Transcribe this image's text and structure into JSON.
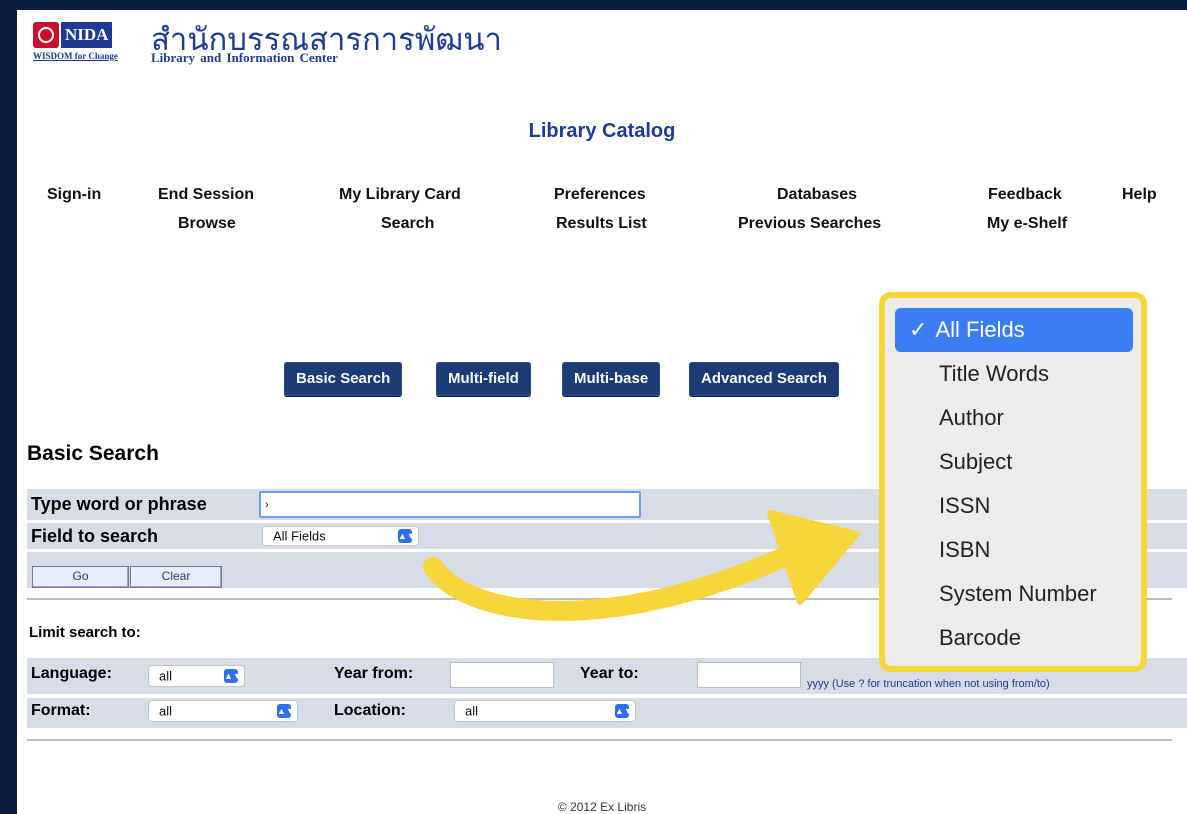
{
  "header": {
    "logo_text": "NIDA",
    "logo_tagline": "WISDOM for Change",
    "thai_title": "สำนักบรรณสารการพัฒนา",
    "english_title": "Library and Information Center",
    "catalog_title": "Library Catalog"
  },
  "nav": {
    "row1": [
      "Sign-in",
      "End Session",
      "My Library Card",
      "Preferences",
      "Databases",
      "Feedback",
      "Help"
    ],
    "row2": [
      "Browse",
      "Search",
      "Results List",
      "Previous Searches",
      "My e-Shelf"
    ]
  },
  "search_tabs": [
    "Basic Search",
    "Multi-field",
    "Multi-base",
    "Advanced Search"
  ],
  "basic_search": {
    "title": "Basic Search",
    "word_label": "Type word or phrase",
    "word_value": "›",
    "field_label": "Field to search",
    "field_value": "All Fields",
    "go_label": "Go",
    "clear_label": "Clear"
  },
  "limits": {
    "title": "Limit search to:",
    "language_label": "Language:",
    "language_value": "all",
    "year_from_label": "Year from:",
    "year_to_label": "Year to:",
    "year_hint": "yyyy (Use ? for truncation when not using from/to)",
    "format_label": "Format:",
    "format_value": "all",
    "location_label": "Location:",
    "location_value": "all"
  },
  "dropdown": {
    "options": [
      "All Fields",
      "Title Words",
      "Author",
      "Subject",
      "ISSN",
      "ISBN",
      "System Number",
      "Barcode"
    ],
    "selected": "All Fields",
    "check": "✓"
  },
  "footer": "© 2012 Ex Libris",
  "colors": {
    "frame": "#0d1b3e",
    "brand_blue": "#1f3a93",
    "tab_button": "#1c3a73",
    "highlight_border": "#f7d63b",
    "arrow": "#f7d63b",
    "selected_option": "#3b7df2"
  },
  "icons": {
    "select_chevron": "select-chevron-icon",
    "arrow": "curved-arrow-icon"
  }
}
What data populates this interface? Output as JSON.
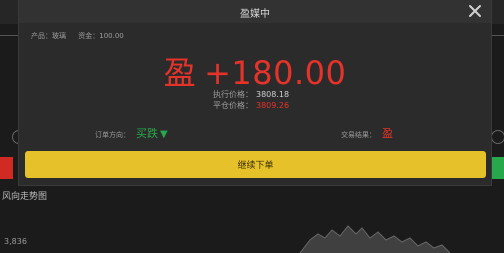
{
  "modal": {
    "title": "盈媒中",
    "summary": {
      "product": "产品：玻璃",
      "amount": "资金：100.00"
    },
    "result": {
      "tag": "盈",
      "amount": "+180.00"
    },
    "exec_price_label": "执行价格：",
    "exec_price_value": "3808.18",
    "close_price_label": "平仓价格：",
    "close_price_value": "3809.26",
    "order_direction_label": "订单方向：",
    "order_direction_value": "买跌",
    "order_result_label": "交易结果：",
    "order_result_value": "盈",
    "continue_label": "继续下单"
  },
  "background": {
    "chart_title": "风向走势图",
    "price_label": "3,836"
  },
  "colors": {
    "profit_red": "#e5332a",
    "direction_green": "#27a84a",
    "button_yellow": "#e7c12a"
  }
}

-------

* _Instructions for the task_:
The pictures should not appear in the copy; every other part of the records above must be returned exactly.

* _Task result_:
Transcribe this image's text and structure into JSON.
{
  "header": {
    "logo_text": "NIDA",
    "logo_tagline": "WISDOM for Change",
    "thai_title": "สำนักบรรณสารการพัฒนา",
    "english_title": "Library and Information Center",
    "catalog_title": "Library Catalog"
  },
  "nav": {
    "row1": [
      "Sign-in",
      "End Session",
      "My Library Card",
      "Preferences",
      "Databases",
      "Feedback",
      "Help"
    ],
    "row2": [
      "Browse",
      "Search",
      "Results List",
      "Previous Searches",
      "My e-Shelf"
    ]
  },
  "search_tabs": [
    "Basic Search",
    "Multi-field",
    "Multi-base",
    "Advanced Search"
  ],
  "basic_search": {
    "title": "Basic Search",
    "word_label": "Type word or phrase",
    "word_value": "›",
    "field_label": "Field to search",
    "field_value": "All Fields",
    "go_label": "Go",
    "clear_label": "Clear"
  },
  "limits": {
    "title": "Limit search to:",
    "language_label": "Language:",
    "language_value": "all",
    "year_from_label": "Year from:",
    "year_to_label": "Year to:",
    "year_hint": "yyyy (Use ? for truncation when not using from/to)",
    "format_label": "Format:",
    "format_value": "all",
    "location_label": "Location:",
    "location_value": "all"
  },
  "dropdown": {
    "options": [
      "All Fields",
      "Title Words",
      "Author",
      "Subject",
      "ISSN",
      "ISBN",
      "System Number",
      "Barcode"
    ],
    "selected": "All Fields",
    "check": "✓"
  },
  "footer": "© 2012 Ex Libris",
  "colors": {
    "frame": "#0d1b3e",
    "brand_blue": "#1f3a93",
    "tab_button": "#1c3a73",
    "highlight_border": "#f7d63b",
    "arrow": "#f7d63b",
    "selected_option": "#3b7df2"
  },
  "icons": {
    "select_chevron": "select-chevron-icon",
    "arrow": "curved-arrow-icon"
  }
}
What data populates this interface? Output as JSON.
{
  "modal": {
    "title": "盈媒中",
    "summary": {
      "product": "产品：玻璃",
      "amount": "资金：100.00"
    },
    "result": {
      "tag": "盈",
      "amount": "+180.00"
    },
    "exec_price_label": "执行价格：",
    "exec_price_value": "3808.18",
    "close_price_label": "平仓价格：",
    "close_price_value": "3809.26",
    "order_direction_label": "订单方向：",
    "order_direction_value": "买跌",
    "order_result_label": "交易结果：",
    "order_result_value": "盈",
    "continue_label": "继续下单"
  },
  "background": {
    "chart_title": "风向走势图",
    "price_label": "3,836"
  },
  "colors": {
    "profit_red": "#e5332a",
    "direction_green": "#27a84a",
    "button_yellow": "#e7c12a"
  }
}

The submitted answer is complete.